(Records from a data collection)

▽

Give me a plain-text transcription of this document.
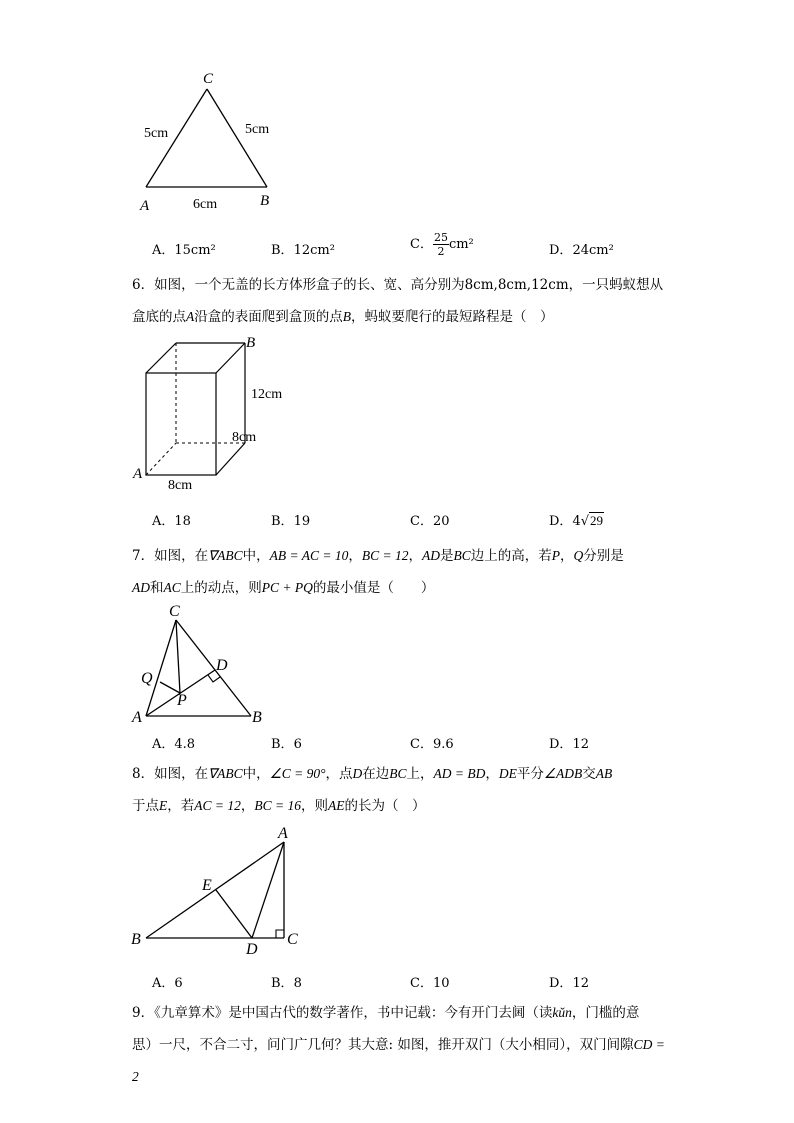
C
A	B
5cm	5cm
6cm
A．15cm²	B．12cm²	C． $\frac{25}{2} cm^2$	D．24cm²
6．如图，一个无盖的长方体形盒子的长、宽、高分别为8cm,8cm,12cm，一只蚂蚁想从
盒底的点A沿盒的表面爬到盒顶的点B，蚂蚁要爬行的最短路程是（　）
B
A
12cm
8cm
8cm
A．18	B．19	C．20	D．4√29
7．如图，在∇ABC中，AB = AC = 10，BC = 12，AD是BC边上的高，若P，Q分别是
AD和AC上的动点，则PC + PQ的最小值是（　　）
C
D
Q
P
A	B
A．4.8	B．6	C．9.6	D．12
8．如图，在∇ABC中，∠C = 90°，点D在边BC上，AD = BD，DE平分∠ADB交AB
于点E，若AC = 12，BC = 16，则AE的长为（　）
A
E
B
D
C
A．6	B．8	C．10	D．12
9．《九章算术》是中国古代的数学著作，书中记载：今有开门去阃（读kŭn，门槛的意
思）一尺，不合二寸，问门广几何？其大意: 如图，推开双门（大小相同），双门间隙CD = 2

△

- AIM OF THE TASK
Set down the records in full and exactly. Do not carry over any image.

- SOLUTION TO THIS EXERCISE
Give me a plain-text transcription of this document.
C
A	B
5cm	5cm
6cm
A．15cm²	B．12cm²	C． $\frac{25}{2} cm^2$	D．24cm²
6．如图，一个无盖的长方体形盒子的长、宽、高分别为8cm,8cm,12cm，一只蚂蚁想从
盒底的点A沿盒的表面爬到盒顶的点B，蚂蚁要爬行的最短路程是（　）
B
A
12cm
8cm
8cm
A．18	B．19	C．20	D．4√29
7．如图，在∇ABC中，AB = AC = 10，BC = 12，AD是BC边上的高，若P，Q分别是
AD和AC上的动点，则PC + PQ的最小值是（　　）
C
D
Q
P
A	B
A．4.8	B．6	C．9.6	D．12
8．如图，在∇ABC中，∠C = 90°，点D在边BC上，AD = BD，DE平分∠ADB交AB
于点E，若AC = 12，BC = 16，则AE的长为（　）
A
E
B
D
C
A．6	B．8	C．10	D．12
9．《九章算术》是中国古代的数学著作，书中记载：今有开门去阃（读kŭn，门槛的意
思）一尺，不合二寸，问门广几何？其大意: 如图，推开双门（大小相同），双门间隙CD = 2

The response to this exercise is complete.